Dataset excerpts
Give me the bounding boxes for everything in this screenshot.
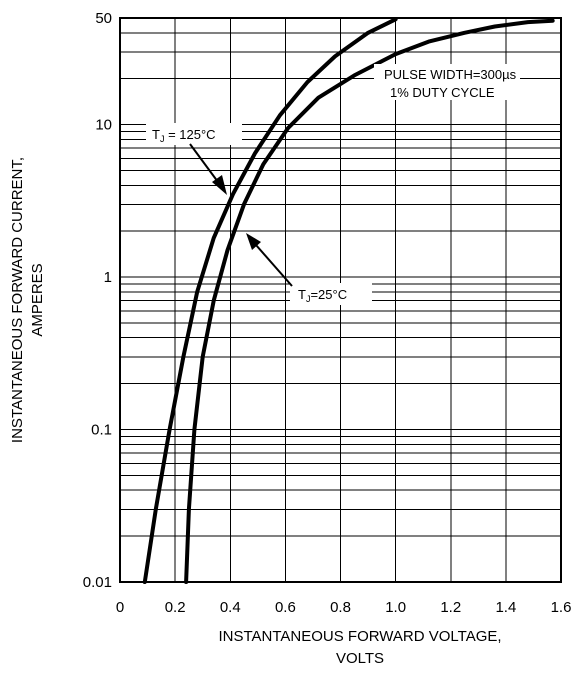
curves [142,17,555,584]
y-axis-label-line1: INSTANTANEOUS FORWARD CURRENT, [9,157,26,443]
pulse-width-label: PULSE WIDTH=300µs [384,67,517,82]
tj125-arrow-head [212,175,227,195]
y-axis-label-line2: AMPERES [29,263,46,336]
tj25-subscript: J [306,294,311,304]
tj25-arrow-head [246,233,261,250]
x-tick-label: 0.8 [330,599,351,616]
tj25-label-bg [290,283,372,305]
y-tick-label: 1 [104,269,112,286]
tj25-label: TJ=25°C [298,287,347,304]
tj25-arrow-line [255,244,293,287]
y-tick-label: 10 [95,117,112,134]
tj25-suffix: =25°C [310,287,347,302]
pulse-label-bg [374,64,520,100]
tj125-label: TJ = 125°C [152,127,216,144]
series-line-1 [142,17,398,584]
series-line-2 [184,18,555,584]
x-tick-label: 1.2 [440,599,461,616]
tj25-prefix: T [298,287,306,302]
y-tick-label: 0.1 [91,422,112,439]
tj125-prefix: T [152,127,160,142]
tj125-arrow-line [189,143,219,183]
tj125-suffix: = 125°C [164,127,215,142]
x-tick-label: 0.2 [165,599,186,616]
plot-frame [119,17,562,583]
tj125-label-bg [146,123,242,145]
x-tick-label: 1.4 [495,599,516,616]
annotations: PULSE WIDTH=300µs 1% DUTY CYCLE TJ = 125… [146,64,520,305]
y-tick-label: 0.01 [83,574,112,591]
axes: INSTANTANEOUS FORWARD VOLTAGE, VOLTS INS… [9,10,571,667]
x-axis-label-line2: VOLTS [336,650,384,667]
x-tick-label: 0.4 [220,599,241,616]
tj125-subscript: J [160,134,165,144]
x-tick-label: 0 [116,599,124,616]
x-tick-label: 1.6 [551,599,572,616]
y-tick-label: 50 [95,10,112,27]
duty-cycle-label: 1% DUTY CYCLE [390,85,495,100]
x-tick-label: 1.0 [385,599,406,616]
x-axis-label-line1: INSTANTANEOUS FORWARD VOLTAGE, [218,628,501,645]
x-tick-label: 0.6 [275,599,296,616]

Work to complete
Lay out the entries above as a numbered list with the blank lines left out, and leave the pictures out of your answer.

Full output
1. Give me the bounding boxes for everything in this screenshot.
2. curves [142,17,555,584]
3. y-axis-label-line1: INSTANTANEOUS FORWARD CURRENT, [9,157,26,443]
4. pulse-width-label: PULSE WIDTH=300µs [384,67,517,82]
5. tj125-arrow-head [212,175,227,195]
6. y-axis-label-line2: AMPERES [29,263,46,336]
7. tj25-subscript: J [306,294,311,304]
8. tj25-arrow-head [246,233,261,250]
9. x-tick-label: 0.8 [330,599,351,616]
10. tj25-label-bg [290,283,372,305]
11. y-tick-label: 1 [104,269,112,286]
12. tj25-label: TJ=25°C [298,287,347,304]
13. tj25-arrow-line [255,244,293,287]
14. y-tick-label: 10 [95,117,112,134]
15. tj25-suffix: =25°C [310,287,347,302]
16. pulse-label-bg [374,64,520,100]
17. tj125-label: TJ = 125°C [152,127,216,144]
18. series-line-1 [142,17,398,584]
19. series-line-2 [184,18,555,584]
20. x-tick-label: 1.2 [440,599,461,616]
21. tj25-prefix: T [298,287,306,302]
22. y-tick-label: 0.1 [91,422,112,439]
23. tj125-prefix: T [152,127,160,142]
24. tj125-arrow-line [189,143,219,183]
25. tj125-suffix: = 125°C [164,127,215,142]
26. x-tick-label: 0.2 [165,599,186,616]
27. plot-frame [119,17,562,583]
28. tj125-label-bg [146,123,242,145]
29. x-tick-label: 1.4 [495,599,516,616]
30. annotations: PULSE WIDTH=300µs 1% DUTY CYCLE TJ = 125… [146,64,520,305]
31. y-tick-label: 0.01 [83,574,112,591]
32. axes: INSTANTANEOUS FORWARD VOLTAGE, VOLTS INS… [9,10,571,667]
33. x-axis-label-line2: VOLTS [336,650,384,667]
34. x-tick-label: 0.4 [220,599,241,616]
35. tj125-subscript: J [160,134,165,144]
36. x-tick-label: 0 [116,599,124,616]
37. x-tick-label: 1.6 [551,599,572,616]
38. y-tick-label: 50 [95,10,112,27]
39. duty-cycle-label: 1% DUTY CYCLE [390,85,495,100]
40. x-tick-label: 1.0 [385,599,406,616]
41. x-axis-label-line1: INSTANTANEOUS FORWARD VOLTAGE, [218,628,501,645]
42. x-tick-label: 0.6 [275,599,296,616]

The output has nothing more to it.